● **TASK INSTRUCTIONS**
The answer is a single number: how many lines hold the string "decreased".

** BEGIN DATA SHOWN **

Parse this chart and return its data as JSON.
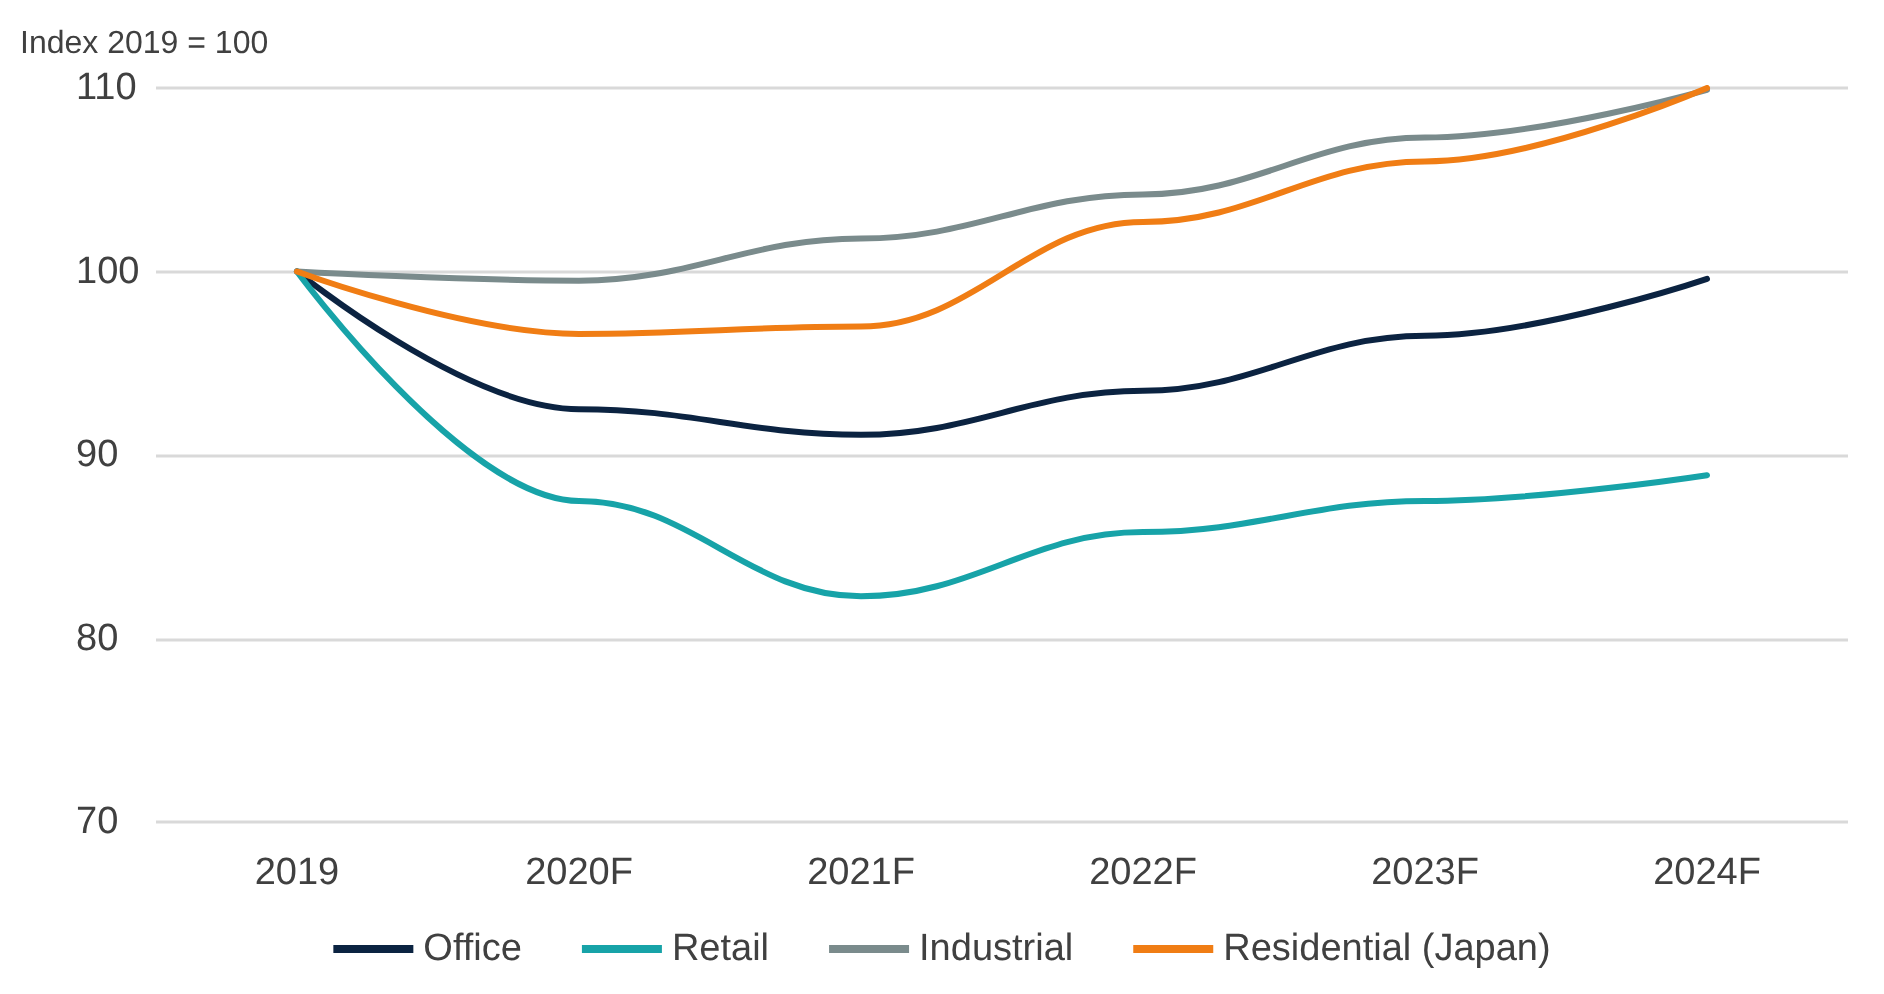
{
  "chart_data": {
    "type": "line",
    "ylabel": "Index 2019 = 100",
    "categories": [
      "2019",
      "2020F",
      "2021F",
      "2022F",
      "2023F",
      "2024F"
    ],
    "series": [
      {
        "name": "Office",
        "color": "#0b2341",
        "values": [
          100,
          92.5,
          91.1,
          93.5,
          96.5,
          99.6
        ]
      },
      {
        "name": "Retail",
        "color": "#17a3a8",
        "values": [
          100,
          87.5,
          82.3,
          85.8,
          87.5,
          88.9
        ]
      },
      {
        "name": "Industrial",
        "color": "#7a8b8c",
        "values": [
          100,
          99.5,
          101.8,
          104.2,
          107.3,
          109.9
        ]
      },
      {
        "name": "Residential (Japan)",
        "color": "#f07d14",
        "values": [
          100,
          96.6,
          97.0,
          102.7,
          106.0,
          110
        ]
      }
    ],
    "ylim": [
      70,
      110
    ],
    "yticks": [
      70,
      80,
      90,
      100,
      110
    ],
    "grid": "y",
    "legend": "bottom",
    "marker": "none",
    "line_style": "solid"
  }
}
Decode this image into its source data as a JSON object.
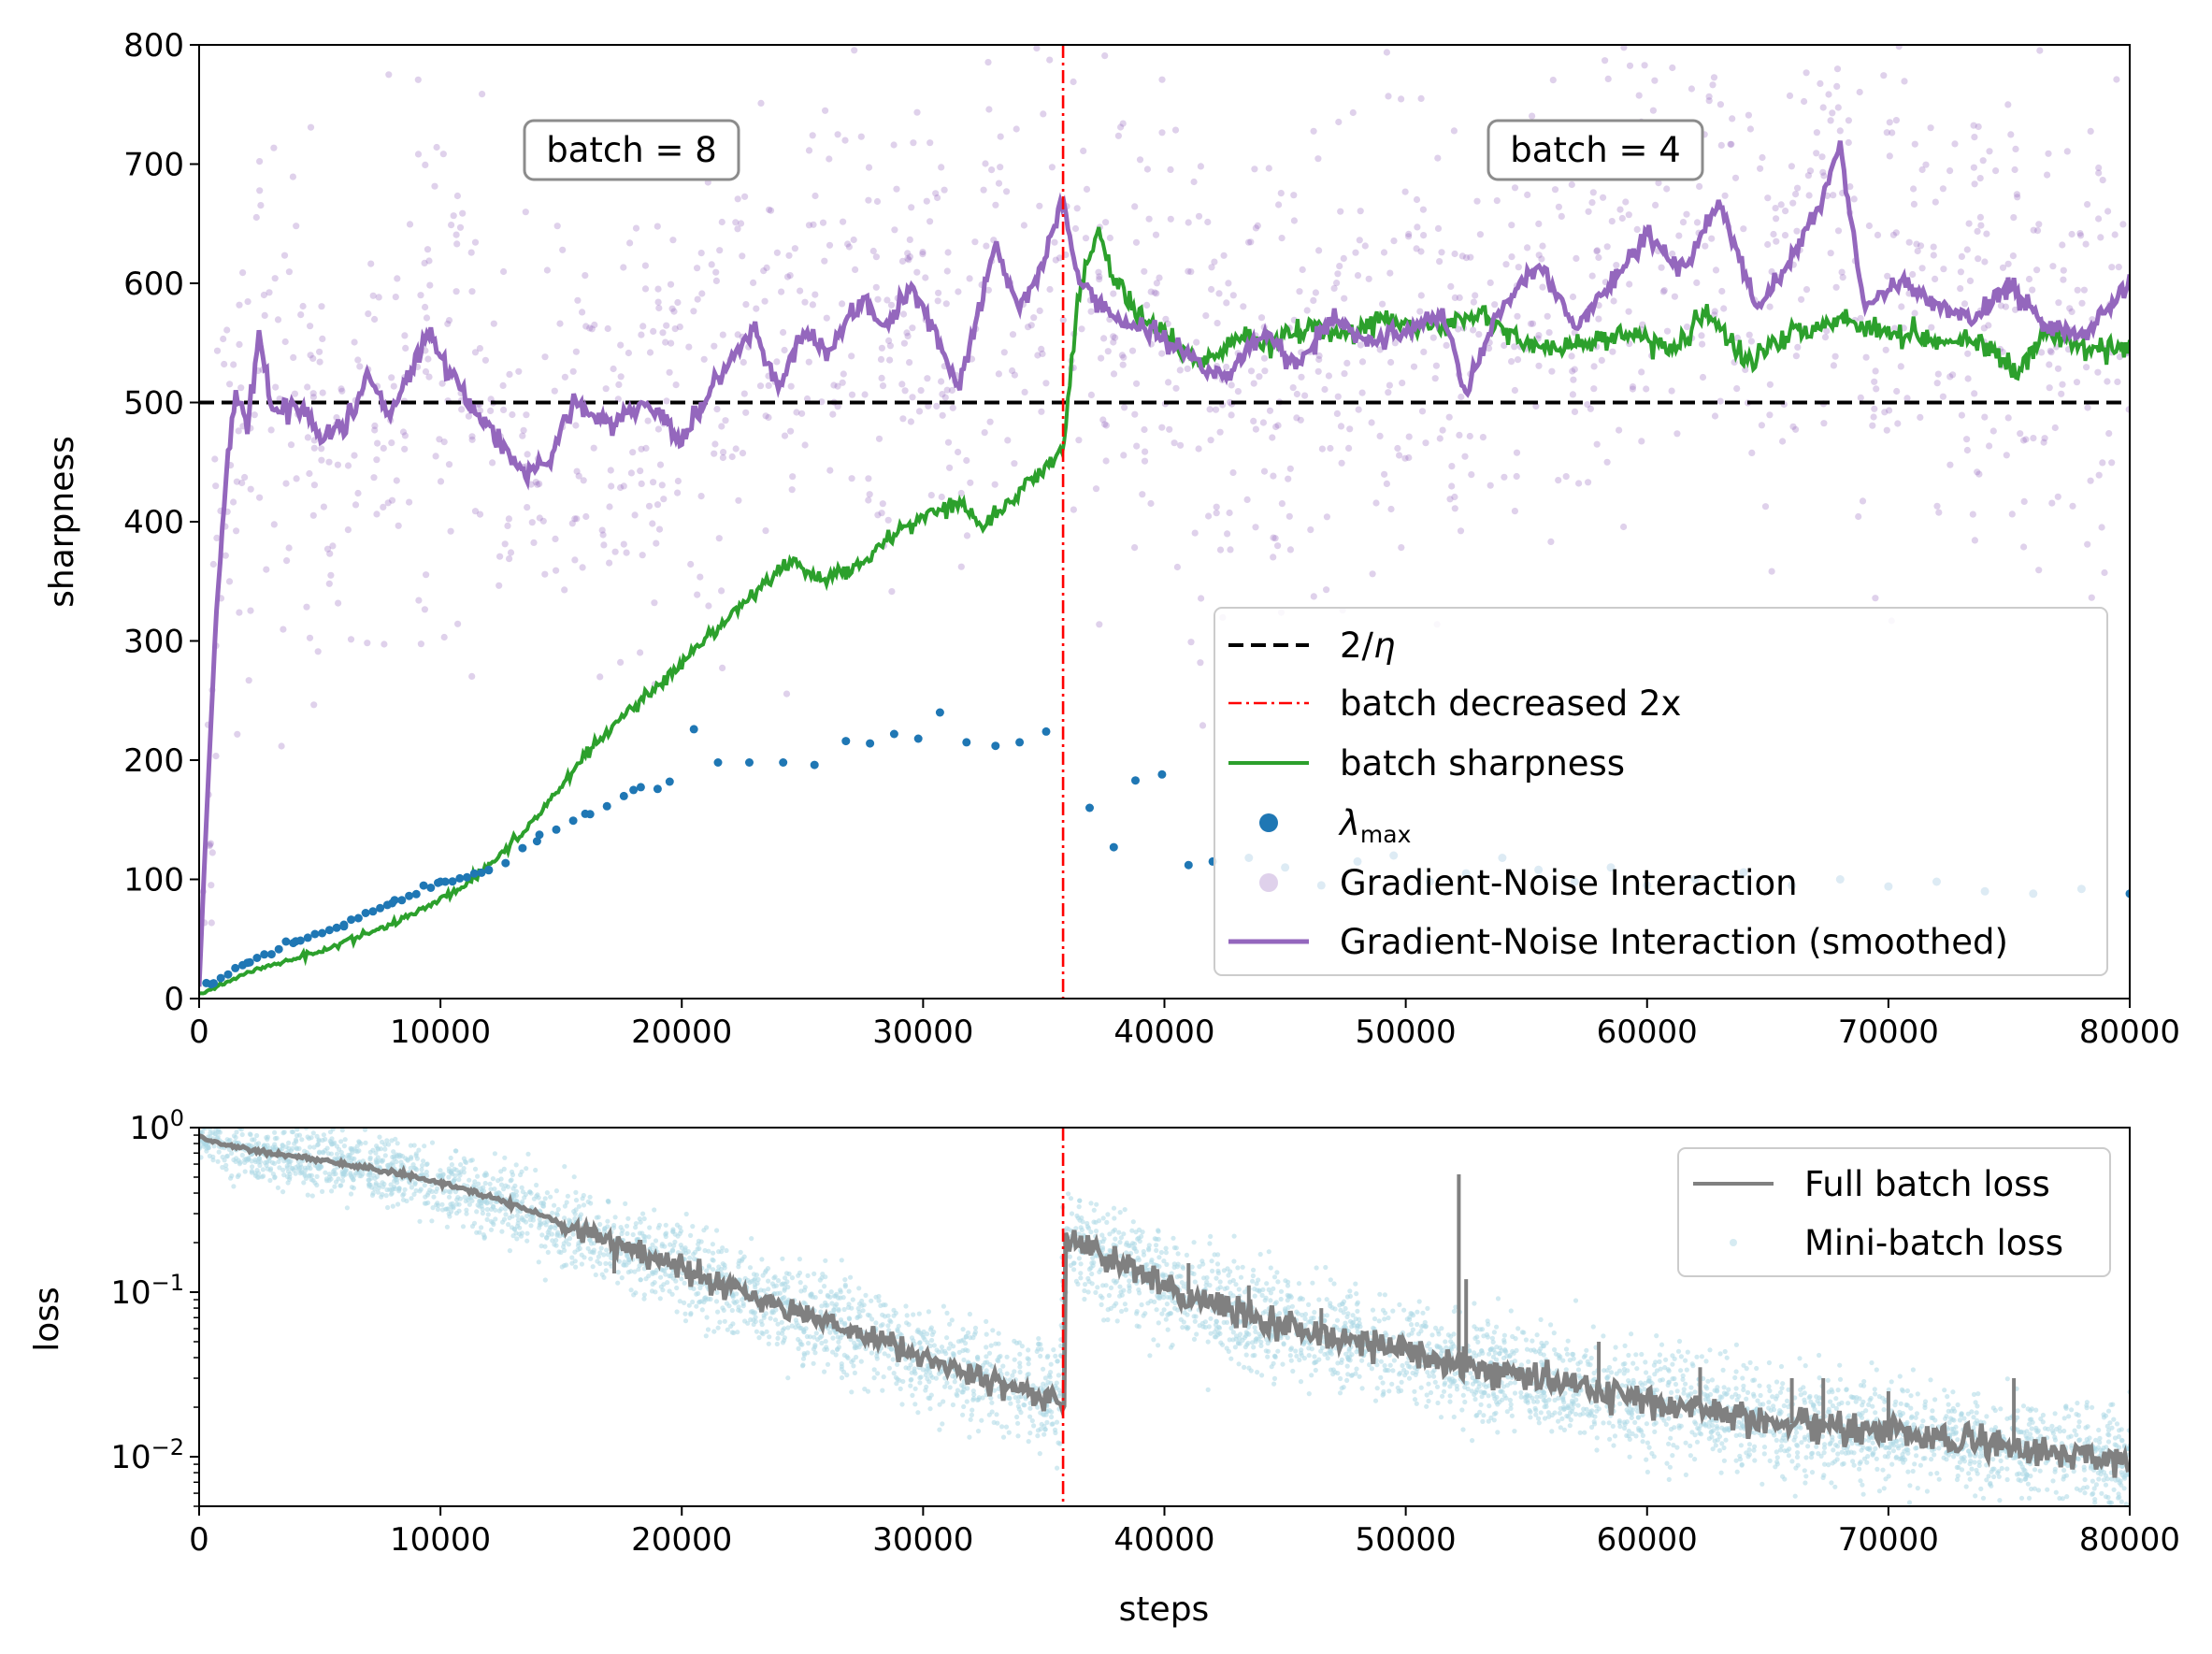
{
  "chart_data": [
    {
      "type": "line",
      "panel": "sharpness",
      "ylabel": "sharpness",
      "xlabel": "",
      "xlim": [
        0,
        80000
      ],
      "ylim": [
        0,
        800
      ],
      "xticks": [
        0,
        10000,
        20000,
        30000,
        40000,
        50000,
        60000,
        70000,
        80000
      ],
      "xtick_labels": [
        "0",
        "10000",
        "20000",
        "30000",
        "40000",
        "50000",
        "60000",
        "70000",
        "80000"
      ],
      "yticks": [
        0,
        100,
        200,
        300,
        400,
        500,
        600,
        700,
        800
      ],
      "ytick_labels": [
        "0",
        "100",
        "200",
        "300",
        "400",
        "500",
        "600",
        "700",
        "800"
      ],
      "threshold": {
        "label": "2/η",
        "label_main": "2/",
        "label_greek": "η",
        "y": 500,
        "color": "#000000"
      },
      "batch_change": {
        "label": "batch decreased 2x",
        "x": 35800,
        "color": "#ff0000"
      },
      "annotations": [
        {
          "text": "batch = 8",
          "x": 17800,
          "y": 712
        },
        {
          "text": "batch = 4",
          "x": 57700,
          "y": 712
        }
      ],
      "series": [
        {
          "name": "batch sharpness",
          "color": "#2ca02c",
          "x": [
            0,
            2000,
            5000,
            8000,
            11000,
            13000,
            14500,
            16000,
            18000,
            20000,
            22000,
            23500,
            24500,
            25500,
            27000,
            28500,
            30000,
            31500,
            32500,
            34000,
            35000,
            35800,
            36100,
            36400,
            36800,
            37300,
            38000,
            39000,
            40000,
            41500,
            43000,
            44500,
            46000,
            47500,
            49000,
            51000,
            53000,
            55000,
            57000,
            59000,
            61000,
            62500,
            64000,
            66000,
            68000,
            70000,
            72000,
            74000,
            75300,
            76500,
            78000,
            80000
          ],
          "y": [
            3,
            22,
            40,
            62,
            95,
            130,
            165,
            205,
            245,
            280,
            320,
            350,
            368,
            352,
            360,
            385,
            405,
            418,
            395,
            425,
            445,
            460,
            520,
            580,
            620,
            640,
            600,
            570,
            560,
            530,
            555,
            550,
            565,
            555,
            570,
            560,
            575,
            550,
            545,
            560,
            545,
            575,
            535,
            560,
            570,
            560,
            555,
            550,
            520,
            560,
            545,
            545
          ]
        },
        {
          "name": "λmax",
          "type": "scatter",
          "color": "#1f77b4",
          "x": [
            500,
            2000,
            4000,
            6000,
            8000,
            10000,
            12000,
            14000,
            16000,
            18000,
            19500,
            20500,
            21500,
            22800,
            24200,
            25500,
            26800,
            27800,
            28800,
            29800,
            30700,
            31800,
            33000,
            34000,
            35100,
            36900,
            37900,
            38800,
            39900,
            41000,
            42000,
            43500,
            45000,
            46500,
            48000,
            49500,
            51000,
            52500,
            54000,
            55500,
            57000,
            58500,
            60000,
            62000,
            64000,
            66000,
            68000,
            70000,
            72000,
            74000,
            76000,
            78000,
            80000
          ],
          "y": [
            12,
            30,
            48,
            62,
            80,
            98,
            108,
            132,
            155,
            175,
            182,
            226,
            198,
            198,
            198,
            196,
            216,
            214,
            222,
            218,
            240,
            215,
            212,
            215,
            224,
            160,
            127,
            183,
            188,
            112,
            115,
            118,
            110,
            95,
            115,
            120,
            98,
            105,
            118,
            108,
            98,
            110,
            95,
            100,
            106,
            95,
            100,
            94,
            98,
            90,
            88,
            92,
            88
          ]
        },
        {
          "name": "Gradient-Noise Interaction",
          "type": "scatter",
          "color": "#9467bd",
          "alpha": 0.3
        },
        {
          "name": "Gradient-Noise Interaction (smoothed)",
          "color": "#9467bd",
          "x": [
            0,
            300,
            700,
            1100,
            1500,
            2000,
            2500,
            3000,
            4000,
            5000,
            6000,
            7000,
            8000,
            9500,
            10500,
            12000,
            13500,
            14500,
            15500,
            17000,
            18500,
            20000,
            21500,
            23000,
            24000,
            25000,
            26000,
            27500,
            28500,
            29500,
            30500,
            31500,
            33000,
            34000,
            35000,
            35800,
            36300,
            37000,
            38000,
            39500,
            41000,
            42500,
            44000,
            45500,
            47000,
            48500,
            50000,
            51500,
            52500,
            54000,
            55500,
            57000,
            58500,
            60000,
            61500,
            63000,
            64500,
            66000,
            67000,
            68000,
            69000,
            70500,
            72000,
            73500,
            75000,
            76500,
            78000,
            80000
          ],
          "y": [
            10,
            150,
            320,
            430,
            510,
            480,
            560,
            490,
            500,
            470,
            480,
            520,
            490,
            560,
            520,
            480,
            440,
            450,
            500,
            480,
            500,
            470,
            520,
            560,
            510,
            560,
            540,
            590,
            560,
            600,
            560,
            510,
            630,
            580,
            620,
            670,
            610,
            590,
            570,
            560,
            540,
            520,
            560,
            530,
            570,
            550,
            560,
            575,
            510,
            580,
            620,
            560,
            600,
            640,
            610,
            670,
            580,
            620,
            660,
            715,
            580,
            600,
            580,
            570,
            600,
            565,
            555,
            600
          ]
        }
      ],
      "legend": {
        "position": "lower-right",
        "entries": [
          "2/η",
          "batch decreased 2x",
          "batch sharpness",
          "λmax",
          "Gradient-Noise Interaction",
          "Gradient-Noise Interaction (smoothed)"
        ]
      }
    },
    {
      "type": "line",
      "panel": "loss",
      "ylabel": "loss",
      "xlabel": "steps",
      "yscale": "log",
      "xlim": [
        0,
        80000
      ],
      "ylim": [
        0.005,
        1
      ],
      "xticks": [
        0,
        10000,
        20000,
        30000,
        40000,
        50000,
        60000,
        70000,
        80000
      ],
      "xtick_labels": [
        "0",
        "10000",
        "20000",
        "30000",
        "40000",
        "50000",
        "60000",
        "70000",
        "80000"
      ],
      "yticks": [
        0.01,
        0.1,
        1
      ],
      "ytick_labels": [
        {
          "base": "10",
          "exp": "−2"
        },
        {
          "base": "10",
          "exp": "−1"
        },
        {
          "base": "10",
          "exp": "0"
        }
      ],
      "batch_change": {
        "x": 35800,
        "color": "#ff0000"
      },
      "series": [
        {
          "name": "Full batch loss",
          "color": "#808080",
          "x": [
            0,
            1000,
            3000,
            6000,
            9000,
            12000,
            15000,
            18000,
            21000,
            24000,
            27000,
            30000,
            33000,
            35700,
            35850,
            36500,
            38000,
            40000,
            42000,
            44000,
            46000,
            48000,
            50000,
            52000,
            54000,
            56000,
            58000,
            60000,
            62000,
            64000,
            66000,
            68000,
            70000,
            72000,
            74000,
            76000,
            78000,
            80000
          ],
          "y": [
            0.88,
            0.78,
            0.7,
            0.6,
            0.5,
            0.38,
            0.26,
            0.18,
            0.12,
            0.082,
            0.058,
            0.04,
            0.029,
            0.021,
            0.22,
            0.2,
            0.15,
            0.11,
            0.085,
            0.07,
            0.058,
            0.05,
            0.043,
            0.037,
            0.032,
            0.028,
            0.025,
            0.022,
            0.02,
            0.018,
            0.016,
            0.015,
            0.014,
            0.013,
            0.012,
            0.011,
            0.0105,
            0.0095
          ]
        },
        {
          "name": "Mini-batch loss",
          "type": "scatter",
          "color": "#add8e6"
        }
      ],
      "spikes": [
        {
          "x": 17200,
          "y": 0.13
        },
        {
          "x": 20500,
          "y": 0.12
        },
        {
          "x": 25000,
          "y": 0.07
        },
        {
          "x": 28200,
          "y": 0.05
        },
        {
          "x": 41000,
          "y": 0.15
        },
        {
          "x": 43500,
          "y": 0.11
        },
        {
          "x": 46500,
          "y": 0.08
        },
        {
          "x": 52200,
          "y": 0.52
        },
        {
          "x": 52500,
          "y": 0.12
        },
        {
          "x": 58000,
          "y": 0.05
        },
        {
          "x": 62200,
          "y": 0.035
        },
        {
          "x": 66000,
          "y": 0.03
        },
        {
          "x": 67300,
          "y": 0.03
        },
        {
          "x": 70000,
          "y": 0.025
        },
        {
          "x": 75200,
          "y": 0.03
        }
      ],
      "legend": {
        "position": "upper-right",
        "entries": [
          "Full batch loss",
          "Mini-batch loss"
        ]
      }
    }
  ]
}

** END DATA SHOWN **

● **RESPONSE BELOW**
2